### Written request
Pictures don't belong in the copy; print all the records exactly.

##########

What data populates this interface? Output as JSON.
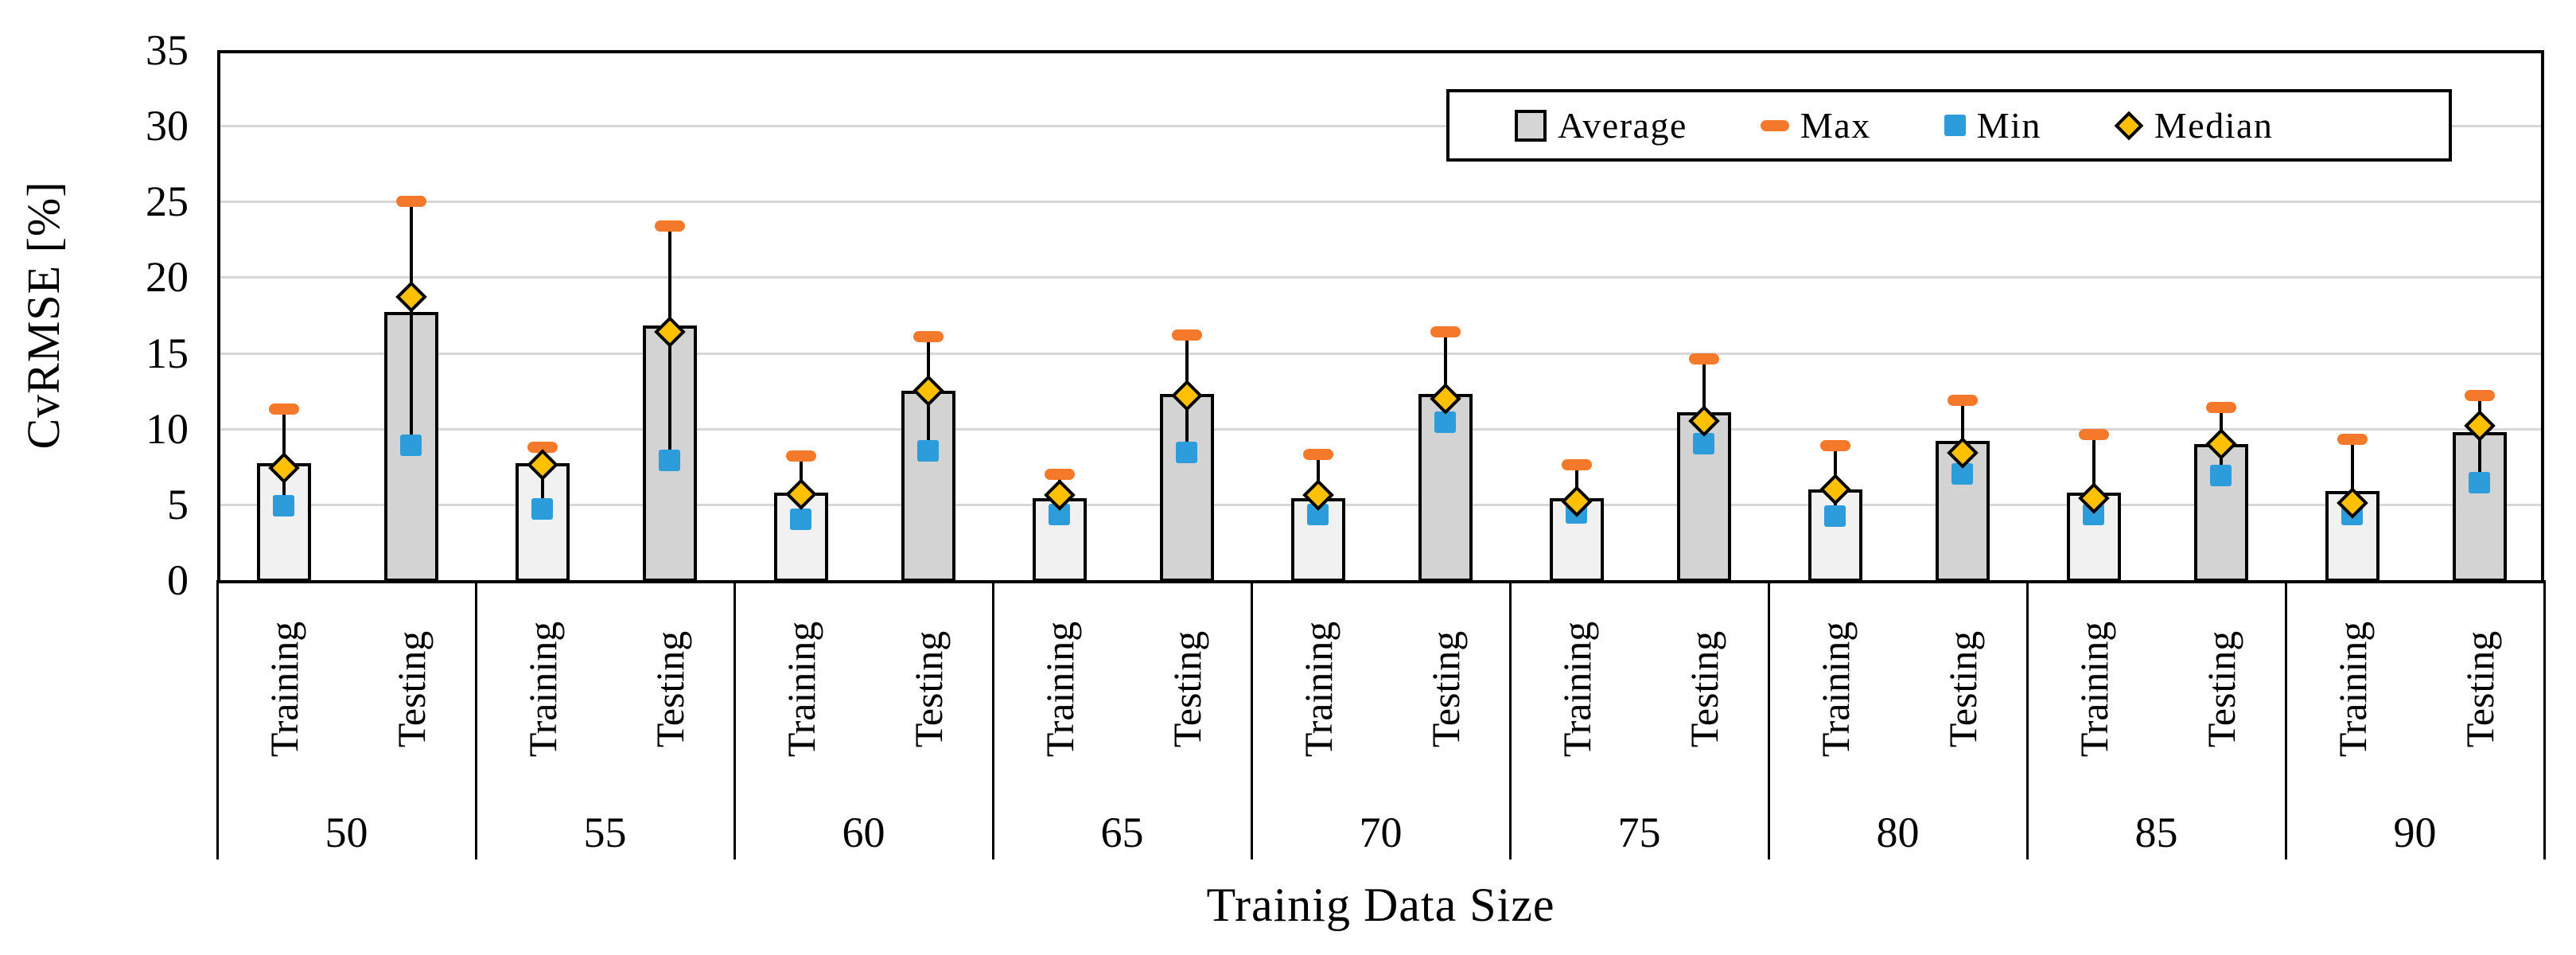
{
  "chart_data": {
    "type": "bar",
    "title": "",
    "xlabel": "Trainig Data Size",
    "ylabel": "CvRMSE [%]",
    "ylim": [
      0,
      35
    ],
    "yticks": [
      0,
      5,
      10,
      15,
      20,
      25,
      30,
      35
    ],
    "grid": true,
    "legend_position": "top-right-inside",
    "bar_categories": [
      "Training",
      "Testing"
    ],
    "legend": [
      {
        "label": "Average",
        "marker": "barswatch"
      },
      {
        "label": "Max",
        "marker": "dash"
      },
      {
        "label": "Min",
        "marker": "square"
      },
      {
        "label": "Median",
        "marker": "diamond"
      }
    ],
    "groups": [
      {
        "size": "50",
        "bars": [
          {
            "category": "Training",
            "average": 7.7,
            "max": 11.3,
            "min": 4.9,
            "median": 7.4
          },
          {
            "category": "Testing",
            "average": 17.7,
            "max": 25.0,
            "min": 8.9,
            "median": 18.7
          }
        ]
      },
      {
        "size": "55",
        "bars": [
          {
            "category": "Training",
            "average": 7.7,
            "max": 8.8,
            "min": 4.7,
            "median": 7.6
          },
          {
            "category": "Testing",
            "average": 16.8,
            "max": 23.4,
            "min": 7.9,
            "median": 16.4
          }
        ]
      },
      {
        "size": "60",
        "bars": [
          {
            "category": "Training",
            "average": 5.8,
            "max": 8.2,
            "min": 4.0,
            "median": 5.7
          },
          {
            "category": "Testing",
            "average": 12.5,
            "max": 16.1,
            "min": 8.5,
            "median": 12.5
          }
        ]
      },
      {
        "size": "65",
        "bars": [
          {
            "category": "Training",
            "average": 5.4,
            "max": 7.0,
            "min": 4.3,
            "median": 5.6
          },
          {
            "category": "Testing",
            "average": 12.3,
            "max": 16.2,
            "min": 8.4,
            "median": 12.2
          }
        ]
      },
      {
        "size": "70",
        "bars": [
          {
            "category": "Training",
            "average": 5.4,
            "max": 8.3,
            "min": 4.3,
            "median": 5.6
          },
          {
            "category": "Testing",
            "average": 12.3,
            "max": 16.4,
            "min": 10.4,
            "median": 12.0
          }
        ]
      },
      {
        "size": "75",
        "bars": [
          {
            "category": "Training",
            "average": 5.4,
            "max": 7.6,
            "min": 4.4,
            "median": 5.2
          },
          {
            "category": "Testing",
            "average": 11.1,
            "max": 14.6,
            "min": 9.0,
            "median": 10.5
          }
        ]
      },
      {
        "size": "80",
        "bars": [
          {
            "category": "Training",
            "average": 6.0,
            "max": 8.9,
            "min": 4.2,
            "median": 6.0
          },
          {
            "category": "Testing",
            "average": 9.2,
            "max": 11.9,
            "min": 7.0,
            "median": 8.4
          }
        ]
      },
      {
        "size": "85",
        "bars": [
          {
            "category": "Training",
            "average": 5.8,
            "max": 9.6,
            "min": 4.3,
            "median": 5.4
          },
          {
            "category": "Testing",
            "average": 9.0,
            "max": 11.4,
            "min": 6.9,
            "median": 9.0
          }
        ]
      },
      {
        "size": "90",
        "bars": [
          {
            "category": "Training",
            "average": 5.9,
            "max": 9.3,
            "min": 4.3,
            "median": 5.1
          },
          {
            "category": "Testing",
            "average": 9.8,
            "max": 12.2,
            "min": 6.4,
            "median": 10.2
          }
        ]
      }
    ],
    "colors": {
      "training_fill": "#f1f1f1",
      "testing_fill": "#d3d3d3",
      "average_swatch_fill": "#d6d6d6",
      "max_orange": "#f5792a",
      "min_blue": "#2d9cdb",
      "median_gold": "#ffc000",
      "gridline": "#d7d7d7",
      "axis": "#000000"
    }
  }
}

##########

### Exercise response
What data populates this interface? Output as JSON.
{
  "chart_data": {
    "type": "bar",
    "title": "",
    "xlabel": "Trainig Data Size",
    "ylabel": "CvRMSE [%]",
    "ylim": [
      0,
      35
    ],
    "yticks": [
      0,
      5,
      10,
      15,
      20,
      25,
      30,
      35
    ],
    "grid": true,
    "legend_position": "top-right-inside",
    "bar_categories": [
      "Training",
      "Testing"
    ],
    "legend": [
      {
        "label": "Average",
        "marker": "barswatch"
      },
      {
        "label": "Max",
        "marker": "dash"
      },
      {
        "label": "Min",
        "marker": "square"
      },
      {
        "label": "Median",
        "marker": "diamond"
      }
    ],
    "groups": [
      {
        "size": "50",
        "bars": [
          {
            "category": "Training",
            "average": 7.7,
            "max": 11.3,
            "min": 4.9,
            "median": 7.4
          },
          {
            "category": "Testing",
            "average": 17.7,
            "max": 25.0,
            "min": 8.9,
            "median": 18.7
          }
        ]
      },
      {
        "size": "55",
        "bars": [
          {
            "category": "Training",
            "average": 7.7,
            "max": 8.8,
            "min": 4.7,
            "median": 7.6
          },
          {
            "category": "Testing",
            "average": 16.8,
            "max": 23.4,
            "min": 7.9,
            "median": 16.4
          }
        ]
      },
      {
        "size": "60",
        "bars": [
          {
            "category": "Training",
            "average": 5.8,
            "max": 8.2,
            "min": 4.0,
            "median": 5.7
          },
          {
            "category": "Testing",
            "average": 12.5,
            "max": 16.1,
            "min": 8.5,
            "median": 12.5
          }
        ]
      },
      {
        "size": "65",
        "bars": [
          {
            "category": "Training",
            "average": 5.4,
            "max": 7.0,
            "min": 4.3,
            "median": 5.6
          },
          {
            "category": "Testing",
            "average": 12.3,
            "max": 16.2,
            "min": 8.4,
            "median": 12.2
          }
        ]
      },
      {
        "size": "70",
        "bars": [
          {
            "category": "Training",
            "average": 5.4,
            "max": 8.3,
            "min": 4.3,
            "median": 5.6
          },
          {
            "category": "Testing",
            "average": 12.3,
            "max": 16.4,
            "min": 10.4,
            "median": 12.0
          }
        ]
      },
      {
        "size": "75",
        "bars": [
          {
            "category": "Training",
            "average": 5.4,
            "max": 7.6,
            "min": 4.4,
            "median": 5.2
          },
          {
            "category": "Testing",
            "average": 11.1,
            "max": 14.6,
            "min": 9.0,
            "median": 10.5
          }
        ]
      },
      {
        "size": "80",
        "bars": [
          {
            "category": "Training",
            "average": 6.0,
            "max": 8.9,
            "min": 4.2,
            "median": 6.0
          },
          {
            "category": "Testing",
            "average": 9.2,
            "max": 11.9,
            "min": 7.0,
            "median": 8.4
          }
        ]
      },
      {
        "size": "85",
        "bars": [
          {
            "category": "Training",
            "average": 5.8,
            "max": 9.6,
            "min": 4.3,
            "median": 5.4
          },
          {
            "category": "Testing",
            "average": 9.0,
            "max": 11.4,
            "min": 6.9,
            "median": 9.0
          }
        ]
      },
      {
        "size": "90",
        "bars": [
          {
            "category": "Training",
            "average": 5.9,
            "max": 9.3,
            "min": 4.3,
            "median": 5.1
          },
          {
            "category": "Testing",
            "average": 9.8,
            "max": 12.2,
            "min": 6.4,
            "median": 10.2
          }
        ]
      }
    ],
    "colors": {
      "training_fill": "#f1f1f1",
      "testing_fill": "#d3d3d3",
      "average_swatch_fill": "#d6d6d6",
      "max_orange": "#f5792a",
      "min_blue": "#2d9cdb",
      "median_gold": "#ffc000",
      "gridline": "#d7d7d7",
      "axis": "#000000"
    }
  }
}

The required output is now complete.